**Problem statement**
Return every entry exactly.

**Data records**
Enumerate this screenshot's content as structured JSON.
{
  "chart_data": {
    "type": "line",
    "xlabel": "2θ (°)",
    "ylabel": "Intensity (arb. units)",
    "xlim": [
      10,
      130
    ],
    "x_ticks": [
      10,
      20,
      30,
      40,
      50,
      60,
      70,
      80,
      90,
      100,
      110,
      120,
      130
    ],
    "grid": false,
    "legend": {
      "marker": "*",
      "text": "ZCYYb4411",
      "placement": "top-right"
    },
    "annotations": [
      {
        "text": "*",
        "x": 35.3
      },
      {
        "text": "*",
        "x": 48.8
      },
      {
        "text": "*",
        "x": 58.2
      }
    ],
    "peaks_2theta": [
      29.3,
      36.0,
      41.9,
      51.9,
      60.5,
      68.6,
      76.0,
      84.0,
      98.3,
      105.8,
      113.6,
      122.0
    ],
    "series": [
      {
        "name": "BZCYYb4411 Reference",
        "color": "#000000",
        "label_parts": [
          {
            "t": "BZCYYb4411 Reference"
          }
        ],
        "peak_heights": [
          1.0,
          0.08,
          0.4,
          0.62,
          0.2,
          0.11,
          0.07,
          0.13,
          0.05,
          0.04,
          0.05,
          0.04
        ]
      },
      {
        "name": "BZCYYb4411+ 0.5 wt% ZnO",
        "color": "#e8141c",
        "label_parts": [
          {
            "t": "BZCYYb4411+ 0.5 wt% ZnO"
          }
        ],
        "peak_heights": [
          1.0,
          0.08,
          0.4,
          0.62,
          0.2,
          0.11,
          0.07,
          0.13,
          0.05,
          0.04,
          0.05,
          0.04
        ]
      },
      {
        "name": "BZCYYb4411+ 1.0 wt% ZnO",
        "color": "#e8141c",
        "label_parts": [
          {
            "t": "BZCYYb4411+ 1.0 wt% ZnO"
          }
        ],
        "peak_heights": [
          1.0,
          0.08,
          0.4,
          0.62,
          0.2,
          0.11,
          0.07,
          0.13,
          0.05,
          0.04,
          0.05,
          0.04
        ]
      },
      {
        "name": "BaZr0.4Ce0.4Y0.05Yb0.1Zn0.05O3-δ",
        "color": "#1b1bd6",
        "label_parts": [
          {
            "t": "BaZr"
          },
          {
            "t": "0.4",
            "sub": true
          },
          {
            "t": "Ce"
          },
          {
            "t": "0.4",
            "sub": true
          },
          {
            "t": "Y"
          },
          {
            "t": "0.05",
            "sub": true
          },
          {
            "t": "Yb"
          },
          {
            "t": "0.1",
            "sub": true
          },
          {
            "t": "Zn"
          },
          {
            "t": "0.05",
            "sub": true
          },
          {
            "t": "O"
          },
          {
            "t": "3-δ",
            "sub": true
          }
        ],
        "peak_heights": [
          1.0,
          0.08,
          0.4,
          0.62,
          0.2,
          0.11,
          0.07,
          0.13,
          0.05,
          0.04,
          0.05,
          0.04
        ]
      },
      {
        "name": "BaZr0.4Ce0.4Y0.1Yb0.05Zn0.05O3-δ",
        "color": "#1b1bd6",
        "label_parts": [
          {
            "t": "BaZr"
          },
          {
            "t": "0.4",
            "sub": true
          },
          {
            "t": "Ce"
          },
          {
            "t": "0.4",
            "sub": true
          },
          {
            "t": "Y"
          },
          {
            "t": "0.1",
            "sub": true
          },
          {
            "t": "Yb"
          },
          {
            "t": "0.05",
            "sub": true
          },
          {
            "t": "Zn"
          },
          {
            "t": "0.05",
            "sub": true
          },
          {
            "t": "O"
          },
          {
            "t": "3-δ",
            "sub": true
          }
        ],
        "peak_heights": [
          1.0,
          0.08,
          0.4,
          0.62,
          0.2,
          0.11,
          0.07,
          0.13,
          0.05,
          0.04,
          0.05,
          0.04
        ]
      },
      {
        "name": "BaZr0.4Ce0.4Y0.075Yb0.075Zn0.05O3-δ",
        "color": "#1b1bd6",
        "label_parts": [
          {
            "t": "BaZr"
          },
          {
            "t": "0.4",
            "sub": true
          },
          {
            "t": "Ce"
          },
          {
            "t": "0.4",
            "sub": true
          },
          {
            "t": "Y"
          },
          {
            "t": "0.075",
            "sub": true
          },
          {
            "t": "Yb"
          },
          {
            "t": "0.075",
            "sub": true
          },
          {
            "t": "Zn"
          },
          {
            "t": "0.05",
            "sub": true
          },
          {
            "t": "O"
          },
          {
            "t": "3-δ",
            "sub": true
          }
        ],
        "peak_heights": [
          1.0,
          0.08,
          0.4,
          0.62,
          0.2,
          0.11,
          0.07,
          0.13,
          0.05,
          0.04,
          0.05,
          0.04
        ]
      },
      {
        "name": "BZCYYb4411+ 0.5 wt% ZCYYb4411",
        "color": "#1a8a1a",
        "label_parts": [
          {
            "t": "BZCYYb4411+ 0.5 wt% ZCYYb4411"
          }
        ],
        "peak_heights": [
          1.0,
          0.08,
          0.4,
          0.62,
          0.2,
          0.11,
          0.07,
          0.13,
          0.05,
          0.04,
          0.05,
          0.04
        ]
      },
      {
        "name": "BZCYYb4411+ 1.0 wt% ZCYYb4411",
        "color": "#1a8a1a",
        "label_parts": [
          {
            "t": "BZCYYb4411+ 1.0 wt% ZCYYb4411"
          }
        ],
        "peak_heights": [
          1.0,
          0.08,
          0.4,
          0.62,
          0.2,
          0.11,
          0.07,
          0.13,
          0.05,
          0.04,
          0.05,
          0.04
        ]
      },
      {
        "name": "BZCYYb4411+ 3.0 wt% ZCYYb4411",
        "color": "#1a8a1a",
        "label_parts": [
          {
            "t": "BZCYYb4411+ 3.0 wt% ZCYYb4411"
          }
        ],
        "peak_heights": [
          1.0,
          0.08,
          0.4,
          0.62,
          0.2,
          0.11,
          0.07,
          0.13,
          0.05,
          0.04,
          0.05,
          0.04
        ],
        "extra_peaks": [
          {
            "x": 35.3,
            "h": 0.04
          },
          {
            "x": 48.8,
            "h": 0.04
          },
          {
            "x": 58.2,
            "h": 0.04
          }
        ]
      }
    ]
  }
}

**The output**
Enumerate this screenshot's content as structured JSON.
{
  "chart_data": {
    "type": "line",
    "xlabel": "2θ (°)",
    "ylabel": "Intensity (arb. units)",
    "xlim": [
      10,
      130
    ],
    "x_ticks": [
      10,
      20,
      30,
      40,
      50,
      60,
      70,
      80,
      90,
      100,
      110,
      120,
      130
    ],
    "grid": false,
    "legend": {
      "marker": "*",
      "text": "ZCYYb4411",
      "placement": "top-right"
    },
    "annotations": [
      {
        "text": "*",
        "x": 35.3
      },
      {
        "text": "*",
        "x": 48.8
      },
      {
        "text": "*",
        "x": 58.2
      }
    ],
    "peaks_2theta": [
      29.3,
      36.0,
      41.9,
      51.9,
      60.5,
      68.6,
      76.0,
      84.0,
      98.3,
      105.8,
      113.6,
      122.0
    ],
    "series": [
      {
        "name": "BZCYYb4411 Reference",
        "color": "#000000",
        "label_parts": [
          {
            "t": "BZCYYb4411 Reference"
          }
        ],
        "peak_heights": [
          1.0,
          0.08,
          0.4,
          0.62,
          0.2,
          0.11,
          0.07,
          0.13,
          0.05,
          0.04,
          0.05,
          0.04
        ]
      },
      {
        "name": "BZCYYb4411+ 0.5 wt% ZnO",
        "color": "#e8141c",
        "label_parts": [
          {
            "t": "BZCYYb4411+ 0.5 wt% ZnO"
          }
        ],
        "peak_heights": [
          1.0,
          0.08,
          0.4,
          0.62,
          0.2,
          0.11,
          0.07,
          0.13,
          0.05,
          0.04,
          0.05,
          0.04
        ]
      },
      {
        "name": "BZCYYb4411+ 1.0 wt% ZnO",
        "color": "#e8141c",
        "label_parts": [
          {
            "t": "BZCYYb4411+ 1.0 wt% ZnO"
          }
        ],
        "peak_heights": [
          1.0,
          0.08,
          0.4,
          0.62,
          0.2,
          0.11,
          0.07,
          0.13,
          0.05,
          0.04,
          0.05,
          0.04
        ]
      },
      {
        "name": "BaZr0.4Ce0.4Y0.05Yb0.1Zn0.05O3-δ",
        "color": "#1b1bd6",
        "label_parts": [
          {
            "t": "BaZr"
          },
          {
            "t": "0.4",
            "sub": true
          },
          {
            "t": "Ce"
          },
          {
            "t": "0.4",
            "sub": true
          },
          {
            "t": "Y"
          },
          {
            "t": "0.05",
            "sub": true
          },
          {
            "t": "Yb"
          },
          {
            "t": "0.1",
            "sub": true
          },
          {
            "t": "Zn"
          },
          {
            "t": "0.05",
            "sub": true
          },
          {
            "t": "O"
          },
          {
            "t": "3-δ",
            "sub": true
          }
        ],
        "peak_heights": [
          1.0,
          0.08,
          0.4,
          0.62,
          0.2,
          0.11,
          0.07,
          0.13,
          0.05,
          0.04,
          0.05,
          0.04
        ]
      },
      {
        "name": "BaZr0.4Ce0.4Y0.1Yb0.05Zn0.05O3-δ",
        "color": "#1b1bd6",
        "label_parts": [
          {
            "t": "BaZr"
          },
          {
            "t": "0.4",
            "sub": true
          },
          {
            "t": "Ce"
          },
          {
            "t": "0.4",
            "sub": true
          },
          {
            "t": "Y"
          },
          {
            "t": "0.1",
            "sub": true
          },
          {
            "t": "Yb"
          },
          {
            "t": "0.05",
            "sub": true
          },
          {
            "t": "Zn"
          },
          {
            "t": "0.05",
            "sub": true
          },
          {
            "t": "O"
          },
          {
            "t": "3-δ",
            "sub": true
          }
        ],
        "peak_heights": [
          1.0,
          0.08,
          0.4,
          0.62,
          0.2,
          0.11,
          0.07,
          0.13,
          0.05,
          0.04,
          0.05,
          0.04
        ]
      },
      {
        "name": "BaZr0.4Ce0.4Y0.075Yb0.075Zn0.05O3-δ",
        "color": "#1b1bd6",
        "label_parts": [
          {
            "t": "BaZr"
          },
          {
            "t": "0.4",
            "sub": true
          },
          {
            "t": "Ce"
          },
          {
            "t": "0.4",
            "sub": true
          },
          {
            "t": "Y"
          },
          {
            "t": "0.075",
            "sub": true
          },
          {
            "t": "Yb"
          },
          {
            "t": "0.075",
            "sub": true
          },
          {
            "t": "Zn"
          },
          {
            "t": "0.05",
            "sub": true
          },
          {
            "t": "O"
          },
          {
            "t": "3-δ",
            "sub": true
          }
        ],
        "peak_heights": [
          1.0,
          0.08,
          0.4,
          0.62,
          0.2,
          0.11,
          0.07,
          0.13,
          0.05,
          0.04,
          0.05,
          0.04
        ]
      },
      {
        "name": "BZCYYb4411+ 0.5 wt% ZCYYb4411",
        "color": "#1a8a1a",
        "label_parts": [
          {
            "t": "BZCYYb4411+ 0.5 wt% ZCYYb4411"
          }
        ],
        "peak_heights": [
          1.0,
          0.08,
          0.4,
          0.62,
          0.2,
          0.11,
          0.07,
          0.13,
          0.05,
          0.04,
          0.05,
          0.04
        ]
      },
      {
        "name": "BZCYYb4411+ 1.0 wt% ZCYYb4411",
        "color": "#1a8a1a",
        "label_parts": [
          {
            "t": "BZCYYb4411+ 1.0 wt% ZCYYb4411"
          }
        ],
        "peak_heights": [
          1.0,
          0.08,
          0.4,
          0.62,
          0.2,
          0.11,
          0.07,
          0.13,
          0.05,
          0.04,
          0.05,
          0.04
        ]
      },
      {
        "name": "BZCYYb4411+ 3.0 wt% ZCYYb4411",
        "color": "#1a8a1a",
        "label_parts": [
          {
            "t": "BZCYYb4411+ 3.0 wt% ZCYYb4411"
          }
        ],
        "peak_heights": [
          1.0,
          0.08,
          0.4,
          0.62,
          0.2,
          0.11,
          0.07,
          0.13,
          0.05,
          0.04,
          0.05,
          0.04
        ],
        "extra_peaks": [
          {
            "x": 35.3,
            "h": 0.04
          },
          {
            "x": 48.8,
            "h": 0.04
          },
          {
            "x": 58.2,
            "h": 0.04
          }
        ]
      }
    ]
  }
}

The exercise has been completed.